Brontekst

- - -

Artikel 8 weerstandsvermogen, risicomanagement, reserves en voorzieningen
  • 1. Het beleid omtrent het weerstandsvermogen, risicomanagement, reserves en voorzieningen omvat in ieder geval:

    • a.

      een beschrijving van de risico´s die het waterschap loopt;

    • b.

      de weerstandscapaciteit van het waterschap, zijnde de middelen en mogelijkheden van het waterschap om niet begrote kosten te dekken;

    • c.

      het opvangen van risico’s door verzekeringen, voorzieningen, reserves, de weerstandscapaciteit of anderszins;

    • d.

      de vorming en besteding van reserves;

    • e.

      de vorming en besteding van voorzieningen;

    • f.

      de berekening en verwerking van rente over de reserves en de voorzieningen.

  • 2. Als element van het in het eerste lid onder d bedoelde wordt per reserve ingegaan op de aard, reden en gewenste omvang. Dit voorschrift geldt niet ten aanzien van      bestemmingsreserves die zijn bedoeld voor tariefsegalisaties.

  • 3. Als element van het in het eerste lid onder e bedoelde onderdeel voorzieningen wordt per voorziening ingegaan op de aard, reden en gewenste omvang.

Artikel 9 kostentoerekening

Het beleid omtrent kostentoerekening omvat in ieder geval een beschrijving van de wijze waarop de kosten worden toegerekend aan de programma's en de kostendragers.

- - -

Verzameld materiaal
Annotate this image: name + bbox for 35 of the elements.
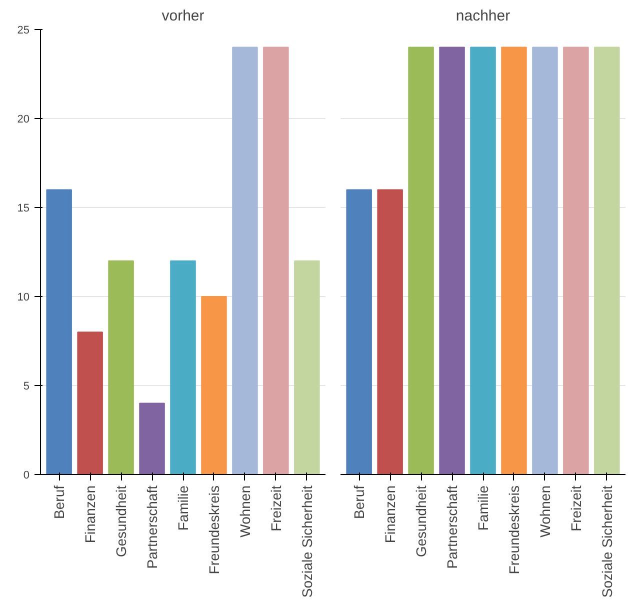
x-tick-label: Familie — [175, 485, 191, 531]
bar — [201, 296, 227, 474]
y-tick-label: 0 — [23, 470, 30, 482]
x-tick-label: Soziale Sicherheit — [598, 485, 615, 598]
x-tick-label: Freundeskreis — [206, 486, 222, 574]
x-tick-label: Beruf — [51, 485, 68, 519]
x-tick-label: Partnerschaft — [444, 485, 460, 569]
bar — [263, 46, 289, 474]
x-tick-label: Familie — [475, 485, 491, 531]
y-tick-label: 20 — [17, 114, 30, 126]
bar — [108, 260, 134, 474]
bar — [170, 260, 196, 474]
x-tick-label: Wohnen — [536, 485, 553, 538]
x-tick-label: Freizeit — [268, 485, 284, 532]
x-tick-label: Wohnen — [236, 485, 253, 538]
bar — [294, 260, 320, 474]
x-tick-label: Freundeskreis — [506, 486, 522, 574]
x-tick-label: Finanzen — [82, 486, 98, 544]
x-tick-label: Soziale Sicherheit — [298, 485, 315, 598]
x-tick-label: Finanzen — [382, 486, 398, 544]
y-tick-label: 5 — [23, 380, 30, 392]
bar — [77, 332, 103, 474]
y-tick-label: 10 — [17, 292, 30, 304]
x-tick-label: Partnerschaft — [144, 485, 160, 569]
chart-title: nachher — [456, 8, 510, 24]
chart-title: vorher — [162, 8, 204, 24]
bar — [232, 46, 258, 474]
x-tick-label: Freizeit — [568, 485, 584, 532]
y-tick-label: 25 — [17, 24, 30, 36]
x-tick-label: Gesundheit — [413, 485, 430, 558]
x-tick-label: Beruf — [351, 485, 368, 519]
y-tick-label: 15 — [17, 202, 30, 214]
bar — [139, 402, 165, 474]
bar — [46, 189, 72, 474]
x-tick-label: Gesundheit — [113, 485, 130, 558]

- - -

Opdracht 1
Geef voor elke bewering aan of die klopt met de tekst over het financiële beleid van het waterschap: antwoord met ja of nee en citeer letterlijk de woorden die de doorslag geven.
(a) Het beleid bevat in ieder geval een beschrijving van de risico's die het waterschap loopt.
(b) Ook voor bestemmingsreserves voor tariefsegalisaties moet per reserve de aard, reden en gewenste omvang worden besproken.
(c) Per voorziening hoeft alleen de aard te worden besproken.
Opdracht 2
Zet de tekst over het financiële beleid van het waterschap voort vanaf de laatste zin.
De lijst heeft niets te maken met de tekst over het financiële beleid van het waterschap.

Antwoord 1
(a) Ja: "een beschrijving van de risico´s die het waterschap loopt"
(b) Nee: "Dit voorschrift geldt niet ten aanzien van" "bestemmingsreserves die zijn bedoeld voor tariefsegalisaties"
(c) Nee: "per voorziening ingegaan op de aard, reden en gewenste omvang"

Antwoord 2
Artikel 10 onderbouwing tarieven
  • 1. Tarieven voor rechten en voor prijzen van diensten en producten, waaronder niet begrepen de belastingtarieven, worden gebaseerd op de kostprijs en zijn in principe kostendekkend.

  • 2. Indirecte kosten worden in de kostprijs verdisconteerd.

  • 3. Tarieven voor rechten worden door het algemeen bestuur vastgesteld in een Rechtenverordening.

  • 4. Het dagelijks bestuur stelt de overige in lid 1 bedoelde tarieven vast. Het is bevoegd af te wijken van het gestelde in lid 1 en 2 als dit in het belang is van het waterschap.

  • 5. Het dagelijks bestuur zorgt er voor dat er een actueel overzicht is van de tarieven, prijzen en kosten van de in dit artikel bedoelde rechten, diensten en zaken.

Artikel 11 financiering
  • 1. Het dagelijks bestuur zorgt er voor dat er bij de uitoefening van de financieringsfunctie:

    • a.

      goede ondersteuning plaatsvindt van de taken die in het reglement aan het waterschap zijn opgedragen;

    • b.

      een continue toegang tot de financiële markten is;

    • c.

      voldoende financiële middelen worden aangetrokken en overtollige gelden worden uitgezet om de programma’s binnen de door het algemeen bestuur  vastgestelde kaders van de meerjarenraming en de begroting te kunnen uitvoeren;

    • d.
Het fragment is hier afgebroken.